Saved entries
* * * * * * *
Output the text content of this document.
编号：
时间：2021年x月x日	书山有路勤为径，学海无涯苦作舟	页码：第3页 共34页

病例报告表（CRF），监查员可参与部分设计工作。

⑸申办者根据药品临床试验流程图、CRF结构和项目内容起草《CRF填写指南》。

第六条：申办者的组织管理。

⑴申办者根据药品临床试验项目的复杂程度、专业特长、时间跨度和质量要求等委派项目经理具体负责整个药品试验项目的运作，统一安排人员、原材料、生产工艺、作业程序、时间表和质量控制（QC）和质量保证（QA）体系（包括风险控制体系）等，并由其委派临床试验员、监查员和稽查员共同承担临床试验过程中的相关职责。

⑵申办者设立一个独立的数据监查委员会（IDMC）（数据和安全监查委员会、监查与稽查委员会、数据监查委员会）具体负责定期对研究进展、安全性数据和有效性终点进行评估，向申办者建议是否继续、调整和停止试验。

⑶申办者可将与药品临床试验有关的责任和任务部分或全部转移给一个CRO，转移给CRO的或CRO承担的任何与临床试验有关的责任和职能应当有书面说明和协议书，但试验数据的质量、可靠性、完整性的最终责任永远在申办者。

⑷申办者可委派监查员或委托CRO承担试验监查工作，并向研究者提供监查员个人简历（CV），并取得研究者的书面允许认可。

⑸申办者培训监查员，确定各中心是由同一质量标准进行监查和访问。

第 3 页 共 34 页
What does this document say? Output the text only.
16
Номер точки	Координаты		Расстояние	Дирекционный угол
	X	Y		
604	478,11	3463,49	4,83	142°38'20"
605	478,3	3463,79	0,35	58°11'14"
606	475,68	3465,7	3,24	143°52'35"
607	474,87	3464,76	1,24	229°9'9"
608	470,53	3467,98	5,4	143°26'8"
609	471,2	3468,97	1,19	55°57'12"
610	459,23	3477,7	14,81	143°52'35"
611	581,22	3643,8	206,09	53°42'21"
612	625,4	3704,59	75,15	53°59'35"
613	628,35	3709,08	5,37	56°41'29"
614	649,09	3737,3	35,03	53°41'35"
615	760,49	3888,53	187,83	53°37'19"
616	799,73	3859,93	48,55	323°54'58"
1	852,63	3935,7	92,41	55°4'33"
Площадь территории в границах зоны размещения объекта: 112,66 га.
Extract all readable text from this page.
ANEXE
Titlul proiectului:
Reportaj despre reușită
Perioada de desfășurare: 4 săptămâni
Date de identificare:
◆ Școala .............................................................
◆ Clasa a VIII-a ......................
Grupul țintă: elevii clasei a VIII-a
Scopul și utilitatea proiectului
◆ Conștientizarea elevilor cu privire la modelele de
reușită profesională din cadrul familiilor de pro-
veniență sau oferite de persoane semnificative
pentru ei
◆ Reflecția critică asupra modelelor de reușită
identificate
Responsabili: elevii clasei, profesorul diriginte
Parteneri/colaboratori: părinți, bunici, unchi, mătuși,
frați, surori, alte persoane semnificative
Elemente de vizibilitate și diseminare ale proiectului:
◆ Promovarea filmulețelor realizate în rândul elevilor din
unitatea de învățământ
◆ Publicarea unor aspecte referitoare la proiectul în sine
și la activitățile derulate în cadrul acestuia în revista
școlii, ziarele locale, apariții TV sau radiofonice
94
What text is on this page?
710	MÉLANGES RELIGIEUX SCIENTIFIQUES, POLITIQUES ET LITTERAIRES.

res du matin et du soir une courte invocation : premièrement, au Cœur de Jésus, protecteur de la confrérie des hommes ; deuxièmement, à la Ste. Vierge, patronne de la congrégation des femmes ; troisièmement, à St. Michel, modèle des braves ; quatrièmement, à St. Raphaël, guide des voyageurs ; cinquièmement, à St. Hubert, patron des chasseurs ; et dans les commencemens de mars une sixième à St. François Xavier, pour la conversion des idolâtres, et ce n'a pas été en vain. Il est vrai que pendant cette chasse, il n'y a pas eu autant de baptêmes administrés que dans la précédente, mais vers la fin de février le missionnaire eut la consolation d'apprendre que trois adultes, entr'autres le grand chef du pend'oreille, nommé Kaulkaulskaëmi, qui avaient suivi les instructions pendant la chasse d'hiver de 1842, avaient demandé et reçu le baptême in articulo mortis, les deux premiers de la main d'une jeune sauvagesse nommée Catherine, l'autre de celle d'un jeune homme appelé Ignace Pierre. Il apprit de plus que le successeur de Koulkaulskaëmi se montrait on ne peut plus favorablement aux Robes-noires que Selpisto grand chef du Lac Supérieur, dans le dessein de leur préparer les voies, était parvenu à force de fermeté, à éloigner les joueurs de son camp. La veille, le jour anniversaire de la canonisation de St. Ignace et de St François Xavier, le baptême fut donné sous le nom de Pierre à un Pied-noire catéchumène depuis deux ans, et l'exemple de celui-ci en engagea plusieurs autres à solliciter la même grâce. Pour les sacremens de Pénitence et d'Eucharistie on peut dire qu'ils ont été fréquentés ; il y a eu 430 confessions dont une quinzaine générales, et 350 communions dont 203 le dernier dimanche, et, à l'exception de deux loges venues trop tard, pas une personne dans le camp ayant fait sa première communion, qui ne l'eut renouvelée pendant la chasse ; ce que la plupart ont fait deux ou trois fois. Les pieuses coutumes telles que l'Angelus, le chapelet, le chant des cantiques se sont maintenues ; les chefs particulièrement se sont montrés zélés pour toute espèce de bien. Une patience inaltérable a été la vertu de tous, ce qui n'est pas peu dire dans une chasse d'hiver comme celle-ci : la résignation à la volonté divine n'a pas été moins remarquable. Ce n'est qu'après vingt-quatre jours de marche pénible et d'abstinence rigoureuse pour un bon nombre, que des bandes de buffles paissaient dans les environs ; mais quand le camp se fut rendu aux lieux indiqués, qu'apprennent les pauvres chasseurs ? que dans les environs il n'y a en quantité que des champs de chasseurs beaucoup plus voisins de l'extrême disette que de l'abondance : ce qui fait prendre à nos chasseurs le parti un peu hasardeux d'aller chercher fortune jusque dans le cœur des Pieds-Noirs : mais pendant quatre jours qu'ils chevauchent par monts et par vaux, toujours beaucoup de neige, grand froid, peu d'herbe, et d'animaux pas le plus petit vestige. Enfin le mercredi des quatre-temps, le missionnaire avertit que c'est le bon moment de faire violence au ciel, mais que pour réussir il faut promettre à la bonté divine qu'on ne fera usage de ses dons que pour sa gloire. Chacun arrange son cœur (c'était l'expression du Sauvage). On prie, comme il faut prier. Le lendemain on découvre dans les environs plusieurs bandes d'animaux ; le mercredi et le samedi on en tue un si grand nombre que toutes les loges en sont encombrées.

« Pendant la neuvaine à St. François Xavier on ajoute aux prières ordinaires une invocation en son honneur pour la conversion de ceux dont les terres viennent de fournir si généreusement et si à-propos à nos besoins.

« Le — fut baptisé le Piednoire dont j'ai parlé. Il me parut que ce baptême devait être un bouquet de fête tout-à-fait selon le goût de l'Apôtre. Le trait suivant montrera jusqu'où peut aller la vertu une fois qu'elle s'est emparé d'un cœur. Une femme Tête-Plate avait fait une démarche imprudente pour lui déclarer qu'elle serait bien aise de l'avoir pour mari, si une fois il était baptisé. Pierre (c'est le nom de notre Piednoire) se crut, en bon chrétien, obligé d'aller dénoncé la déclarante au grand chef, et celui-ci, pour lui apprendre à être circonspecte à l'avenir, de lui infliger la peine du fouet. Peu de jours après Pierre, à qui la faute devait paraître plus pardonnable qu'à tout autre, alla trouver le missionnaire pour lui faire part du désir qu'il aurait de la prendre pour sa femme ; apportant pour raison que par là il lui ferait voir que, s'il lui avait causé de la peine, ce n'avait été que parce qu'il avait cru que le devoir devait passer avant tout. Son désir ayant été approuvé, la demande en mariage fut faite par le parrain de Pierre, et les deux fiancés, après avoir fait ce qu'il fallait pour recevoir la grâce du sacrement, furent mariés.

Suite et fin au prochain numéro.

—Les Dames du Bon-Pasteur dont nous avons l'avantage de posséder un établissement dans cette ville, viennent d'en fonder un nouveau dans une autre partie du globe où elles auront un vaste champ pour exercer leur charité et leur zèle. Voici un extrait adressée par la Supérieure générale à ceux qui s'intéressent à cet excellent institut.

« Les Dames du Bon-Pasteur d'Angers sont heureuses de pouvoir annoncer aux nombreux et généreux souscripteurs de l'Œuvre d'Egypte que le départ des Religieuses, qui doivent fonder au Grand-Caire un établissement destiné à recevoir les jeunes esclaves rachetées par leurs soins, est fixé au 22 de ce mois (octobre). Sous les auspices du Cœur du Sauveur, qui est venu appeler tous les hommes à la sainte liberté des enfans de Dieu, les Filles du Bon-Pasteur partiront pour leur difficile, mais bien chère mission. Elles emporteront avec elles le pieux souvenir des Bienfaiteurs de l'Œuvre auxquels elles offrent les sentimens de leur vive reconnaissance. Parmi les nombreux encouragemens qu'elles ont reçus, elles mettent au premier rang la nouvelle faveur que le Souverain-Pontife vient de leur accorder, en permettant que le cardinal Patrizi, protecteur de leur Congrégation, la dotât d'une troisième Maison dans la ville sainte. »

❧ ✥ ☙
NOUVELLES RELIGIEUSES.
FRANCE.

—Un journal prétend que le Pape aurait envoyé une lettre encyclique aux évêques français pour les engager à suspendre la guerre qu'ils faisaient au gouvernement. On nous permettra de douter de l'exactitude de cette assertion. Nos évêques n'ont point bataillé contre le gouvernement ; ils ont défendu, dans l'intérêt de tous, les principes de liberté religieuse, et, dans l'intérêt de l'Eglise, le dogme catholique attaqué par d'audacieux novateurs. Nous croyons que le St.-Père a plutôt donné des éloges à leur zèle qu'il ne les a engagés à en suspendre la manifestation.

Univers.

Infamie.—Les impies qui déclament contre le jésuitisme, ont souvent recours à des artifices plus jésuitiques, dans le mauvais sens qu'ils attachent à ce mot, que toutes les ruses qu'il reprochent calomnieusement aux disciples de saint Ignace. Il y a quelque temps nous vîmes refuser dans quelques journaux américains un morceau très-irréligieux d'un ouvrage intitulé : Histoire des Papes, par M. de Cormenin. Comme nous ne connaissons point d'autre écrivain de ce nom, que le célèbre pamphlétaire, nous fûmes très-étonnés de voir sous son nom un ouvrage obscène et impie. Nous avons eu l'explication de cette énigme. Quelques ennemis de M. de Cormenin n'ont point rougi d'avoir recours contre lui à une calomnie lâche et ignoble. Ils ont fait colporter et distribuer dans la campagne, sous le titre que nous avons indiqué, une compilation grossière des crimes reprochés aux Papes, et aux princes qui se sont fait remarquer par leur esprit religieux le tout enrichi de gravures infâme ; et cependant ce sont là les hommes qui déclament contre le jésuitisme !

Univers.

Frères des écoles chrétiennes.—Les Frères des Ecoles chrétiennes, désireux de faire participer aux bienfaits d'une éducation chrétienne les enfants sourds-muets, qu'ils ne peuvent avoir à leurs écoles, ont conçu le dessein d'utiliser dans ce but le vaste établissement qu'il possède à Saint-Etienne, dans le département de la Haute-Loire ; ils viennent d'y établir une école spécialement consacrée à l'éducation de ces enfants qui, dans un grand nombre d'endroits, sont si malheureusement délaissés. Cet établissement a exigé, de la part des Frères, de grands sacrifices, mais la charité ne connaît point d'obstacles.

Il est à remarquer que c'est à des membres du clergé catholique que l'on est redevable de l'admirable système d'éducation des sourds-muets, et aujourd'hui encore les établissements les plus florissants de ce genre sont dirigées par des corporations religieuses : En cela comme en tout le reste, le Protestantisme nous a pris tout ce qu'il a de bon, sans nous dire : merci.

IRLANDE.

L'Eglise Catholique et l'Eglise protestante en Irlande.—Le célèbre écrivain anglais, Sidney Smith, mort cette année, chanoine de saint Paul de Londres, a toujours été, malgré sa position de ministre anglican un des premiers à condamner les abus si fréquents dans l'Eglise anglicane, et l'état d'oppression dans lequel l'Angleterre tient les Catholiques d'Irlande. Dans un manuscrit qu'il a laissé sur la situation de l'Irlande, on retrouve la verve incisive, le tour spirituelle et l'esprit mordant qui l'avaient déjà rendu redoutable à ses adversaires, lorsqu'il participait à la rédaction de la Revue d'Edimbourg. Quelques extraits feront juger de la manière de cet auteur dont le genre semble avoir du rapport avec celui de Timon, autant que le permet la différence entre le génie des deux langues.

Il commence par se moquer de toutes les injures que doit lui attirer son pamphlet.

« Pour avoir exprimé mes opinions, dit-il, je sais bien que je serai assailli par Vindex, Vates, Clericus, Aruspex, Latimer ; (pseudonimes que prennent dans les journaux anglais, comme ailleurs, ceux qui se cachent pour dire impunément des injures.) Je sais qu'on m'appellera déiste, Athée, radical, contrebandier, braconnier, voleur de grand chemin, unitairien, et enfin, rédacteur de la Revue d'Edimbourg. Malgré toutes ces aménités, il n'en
* * * * * * *
Return all the lines that contain the string "this".

Output the text content of this document.
What does this document say? Output the text only.
Extract all readable text from this page.
What text is on this page?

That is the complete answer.